Collected data entries
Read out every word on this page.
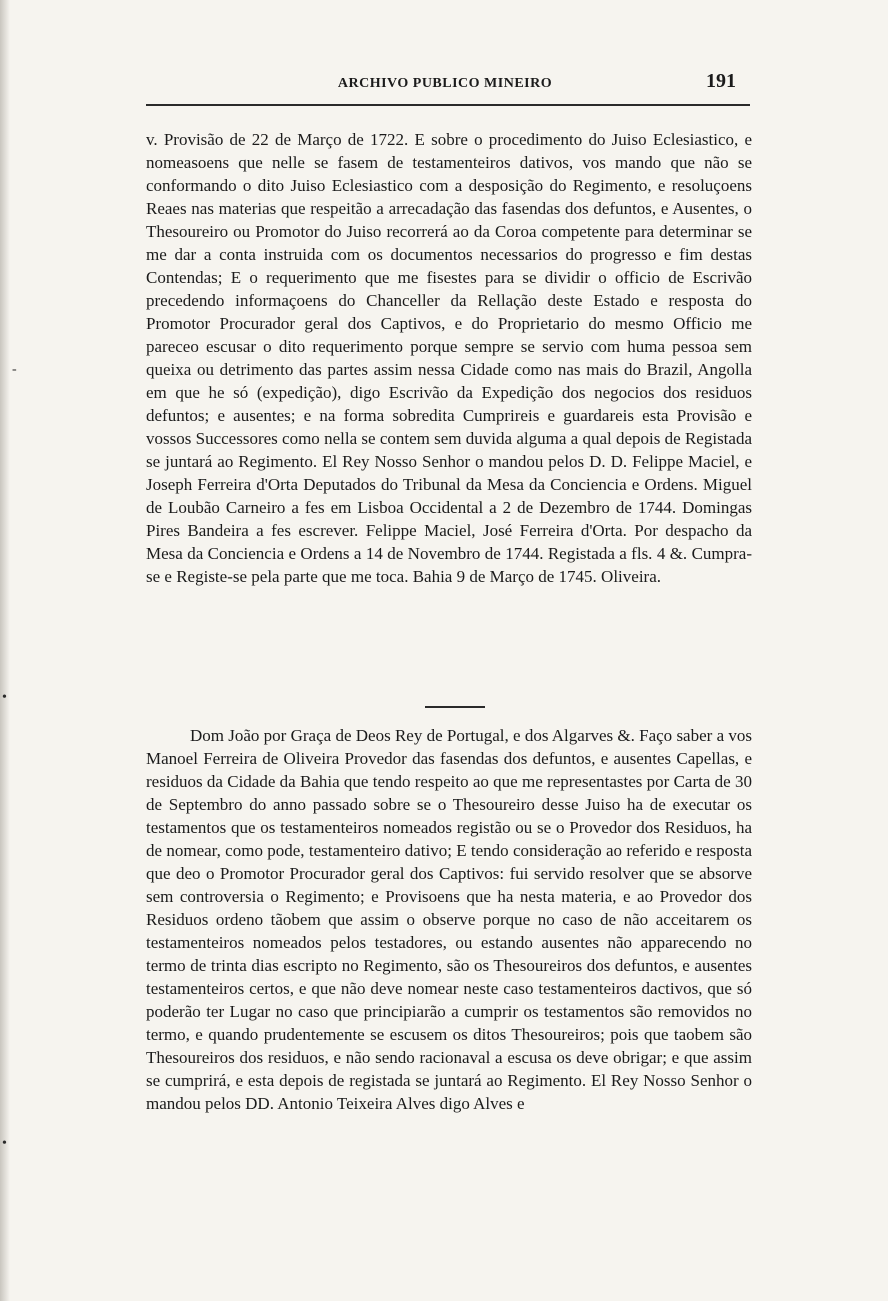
-
•
•
ARCHIVO PUBLICO MINEIRO	191

v. Provisão de 22 de Março de 1722. E sobre o procedimento do Juiso Eclesiastico, e nomeasoens que nelle se fasem de testamenteiros dativos, vos mando que não se conformando o dito Juiso Eclesiastico com a desposição do Regimento, e resoluçoens Reaes nas materias que respeitão a arrecadação das fasendas dos defuntos, e Ausentes, o Thesoureiro ou Promotor do Juiso recorrerá ao da Coroa competente para determinar se me dar a conta instruida com os documentos necessarios do progresso e fim destas Contendas; E o requerimento que me fisestes para se dividir o officio de Escrivão precedendo informaçoens do Chanceller da Rellação deste Estado e resposta do Promotor Procurador geral dos Captivos, e do Proprietario do mesmo Officio me pareceo escusar o dito requerimento porque sempre se servio com huma pessoa sem queixa ou detrimento das partes assim nessa Cidade como nas mais do Brazil, Angolla em que he só (expedição), digo Escrivão da Expedição dos negocios dos residuos defuntos; e ausentes; e na forma sobredita Cumprireis e guardareis esta Provisão e vossos Successores como nella se contem sem duvida alguma a qual depois de Registada se juntará ao Regimento. El Rey Nosso Senhor o mandou pelos D. D. Felippe Maciel, e Joseph Ferreira d'Orta Deputados do Tribunal da Mesa da Conciencia e Ordens. Miguel de Loubão Carneiro a fes em Lisboa Occidental a 2 de Dezembro de 1744. Domingas Pires Bandeira a fes escrever. Felippe Maciel, José Ferreira d'Orta. Por despacho da Mesa da Conciencia e Ordens a 14 de Novembro de 1744. Registada a fls. 4 &. Cumpra-se e Registe-se pela parte que me toca. Bahia 9 de Março de 1745. Oliveira.

Dom João por Graça de Deos Rey de Portugal, e dos Algarves &. Faço saber a vos Manoel Ferreira de Oliveira Provedor das fasendas dos defuntos, e ausentes Capellas, e residuos da Cidade da Bahia que tendo respeito ao que me representastes por Carta de 30 de Septembro do anno passado sobre se o Thesoureiro desse Juiso ha de executar os testamentos que os testamenteiros nomeados registão ou se o Provedor dos Residuos, ha de nomear, como pode, testamenteiro dativo; E tendo consideração ao referido e resposta que deo o Promotor Procurador geral dos Captivos: fui servido resolver que se absorve sem controversia o Regimento; e Provisoens que ha nesta materia, e ao Provedor dos Residuos ordeno tãobem que assim o observe porque no caso de não acceitarem os testamenteiros nomeados pelos testadores, ou estando ausentes não apparecendo no termo de trinta dias escripto no Regimento, são os Thesoureiros dos defuntos, e ausentes testamenteiros certos, e que não deve nomear neste caso testamenteiros dactivos, que só poderão ter Lugar no caso que principiarão a cumprir os testamentos são removidos no termo, e quando prudentemente se escusem os ditos Thesoureiros; pois que taobem são Thesoureiros dos residuos, e não sendo racionaval a escusa os deve obrigar; e que assim se cumprirá, e esta depois de registada se juntará ao Regimento. El Rey Nosso Senhor o mandou pelos DD. Antonio Teixeira Alves digo Alves e
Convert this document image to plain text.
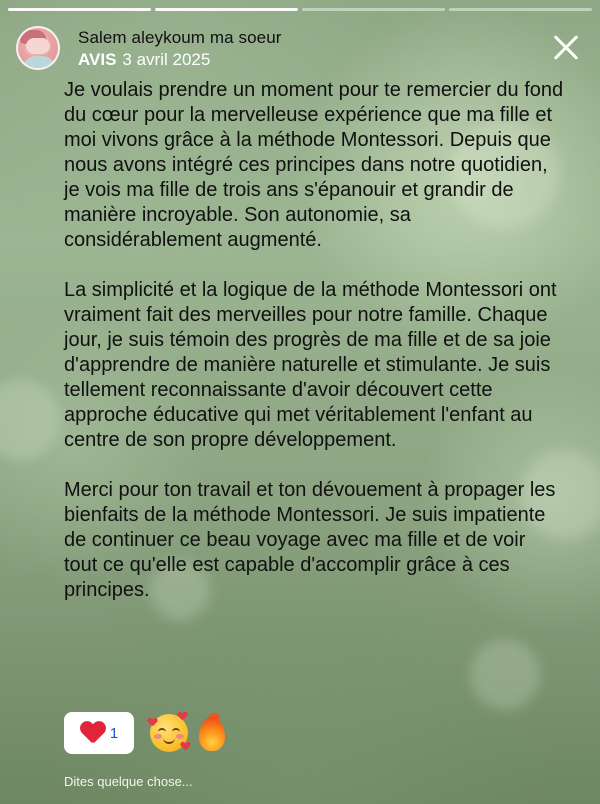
Salem aleykoum ma soeur
AVIS 3 avril 2025

Je voulais prendre un moment pour te remercier du fond du cœur pour la mervelleuse expérience que ma fille et moi vivons grâce à la méthode Montessori. Depuis que nous avons intégré ces principes dans notre quotidien, je vois ma fille de trois ans s'épanouir et grandir de manière incroyable. Son autonomie, sa considérablement augmenté.

La simplicité et la logique de la méthode Montessori ont vraiment fait des merveilles pour notre famille. Chaque jour, je suis témoin des progrès de ma fille et de sa joie d'apprendre de manière naturelle et stimulante. Je suis tellement reconnaissante d'avoir découvert cette approche éducative qui met véritablement l'enfant au centre de son propre développement.

Merci pour ton travail et ton dévouement à propager les bienfaits de la méthode Montessori. Je suis impatiente de continuer ce beau voyage avec ma fille et de voir tout ce qu'elle est capable d'accomplir grâce à ces principes.

1
Dites quelque chose...
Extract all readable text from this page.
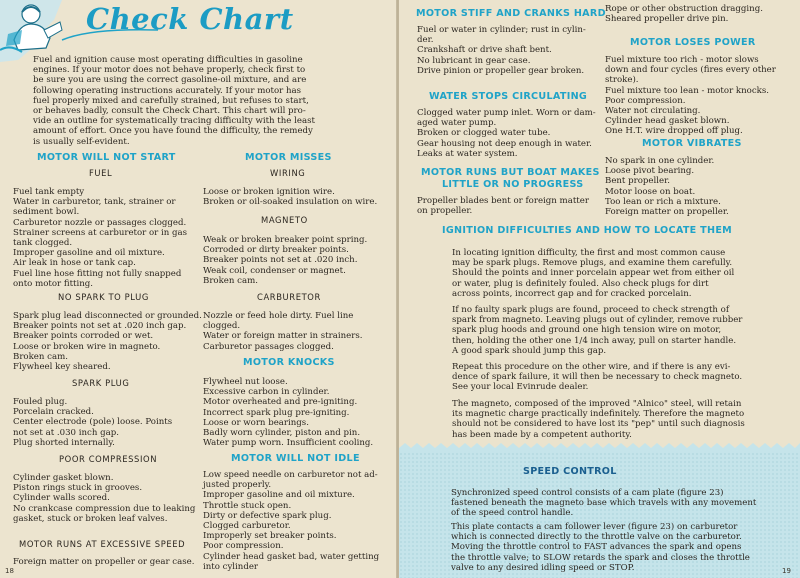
Check Chart

Fuel and ignition cause most operating difficulties in gasoline

engines. If your motor does not behave properly, check first to

be sure you are using the correct gasoline-oil mixture, and are

following operating instructions accurately. If your motor has

fuel properly mixed and carefully strained, but refuses to start,

or behaves badly, consult the Check Chart. This chart will pro-

vide an outline for systematically tracing difficulty with the least

amount of effort. Once you have found the difficulty, the remedy

is usually self-evident.

MOTOR WILL NOT START
FUEL

Fuel tank empty

Water in carburetor, tank, strainer or

sediment bowl.

Carburetor nozzle or passages clogged.

Strainer screens at carburetor or in gas

tank clogged.

Improper gasoline and oil mixture.

Air leak in hose or tank cap.

Fuel line hose fitting not fully snapped

onto motor fitting.

NO SPARK TO PLUG

Spark plug lead disconnected or grounded.

Breaker points not set at .020 inch gap.

Breaker points corroded or wet.

Loose or broken wire in magneto.

Broken cam.

Flywheel key sheared.

SPARK PLUG

Fouled plug.

Porcelain cracked.

Center electrode (pole) loose. Points

not set at .030 inch gap.

Plug shorted internally.

POOR COMPRESSION

Cylinder gasket blown.

Piston rings stuck in grooves.

Cylinder walls scored.

No crankcase compression due to leaking

gasket, stuck or broken leaf valves.

MOTOR RUNS AT EXCESSIVE SPEED

Foreign matter on propeller or gear case.

MOTOR MISSES
WIRING

Loose or broken ignition wire.

Broken or oil-soaked insulation on wire.

MAGNETO

Weak or broken breaker point spring.

Corroded or dirty breaker points.

Breaker points not set at .020 inch.

Weak coil, condenser or magnet.

Broken cam.

CARBURETOR

Nozzle or feed hole dirty. Fuel line

clogged.

Water or foreign matter in strainers.

Carburetor passages clogged.

MOTOR KNOCKS

Flywheel nut loose.

Excessive carbon in cylinder.

Motor overheated and pre-igniting.

Incorrect spark plug pre-igniting.

Loose or worn bearings.

Badly worn cylinder, piston and pin.

Water pump worn. Insufficient cooling.

MOTOR WILL NOT IDLE

Low speed needle on carburetor not ad-

justed properly.

Improper gasoline and oil mixture.

Throttle stuck open.

Dirty or defective spark plug.

Clogged carburetor.

Improperly set breaker points.

Poor compression.

Cylinder head gasket bad, water getting

into cylinder

18
MOTOR STIFF AND CRANKS HARD

Fuel or water in cylinder; rust in cylin-

der.

Crankshaft or drive shaft bent.

No lubricant in gear case.

Drive pinion or propeller gear broken.

Rope or other obstruction dragging.

Sheared propeller drive pin.

MOTOR LOSES POWER

Fuel mixture too rich - motor slows

down and four cycles (fires every other

stroke).

Fuel mixture too lean - motor knocks.

Poor compression.

Water not circulating.

Cylinder head gasket blown.

One H.T. wire dropped off plug.

WATER STOPS CIRCULATING

Clogged water pump inlet. Worn or dam-

aged water pump.

Broken or clogged water tube.

Gear housing not deep enough in water.

Leaks at water system.

MOTOR VIBRATES

No spark in one cylinder.

Loose pivot bearing.

Bent propeller.

Motor loose on boat.

Too lean or rich a mixture.

Foreign matter on propeller.

MOTOR RUNS BUT BOAT MAKES
LITTLE OR NO PROGRESS

Propeller blades bent or foreign matter

on propeller.

IGNITION DIFFICULTIES AND HOW TO LOCATE THEM

In locating ignition difficulty, the first and most common cause

may be spark plugs. Remove plugs, and examine them carefully.

Should the points and inner porcelain appear wet from either oil

or water, plug is definitely fouled. Also check plugs for dirt

across points, incorrect gap and for cracked porcelain.

If no faulty spark plugs are found, proceed to check strength of

spark from magneto. Leaving plugs out of cylinder, remove rubber

spark plug hoods and ground one high tension wire on motor,

then, holding the other one 1/4 inch away, pull on starter handle.

A good spark should jump this gap.

Repeat this procedure on the other wire, and if there is any evi-

dence of spark failure, it will then be necessary to check magneto.

See your local Evinrude dealer.

The magneto, composed of the improved "Alnico" steel, will retain

its magnetic charge practically indefinitely. Therefore the magneto

should not be considered to have lost its "pep" until such diagnosis

has been made by a competent authority.

SPEED CONTROL

Synchronized speed control consists of a cam plate (figure 23)

fastened beneath the magneto base which travels with any movement

of the speed control handle.

This plate contacts a cam follower lever (figure 23) on carburetor

which is connected directly to the throttle valve on the carburetor.

Moving the throttle control to FAST advances the spark and opens

the throttle valve; to SLOW retards the spark and closes the throttle

valve to any desired idling speed or STOP.	19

-- Task --
From the listing above, copy every line that includes the word "text".

-- Exercise response --
Convert this document image to plain text.
Extract all readable text from this page.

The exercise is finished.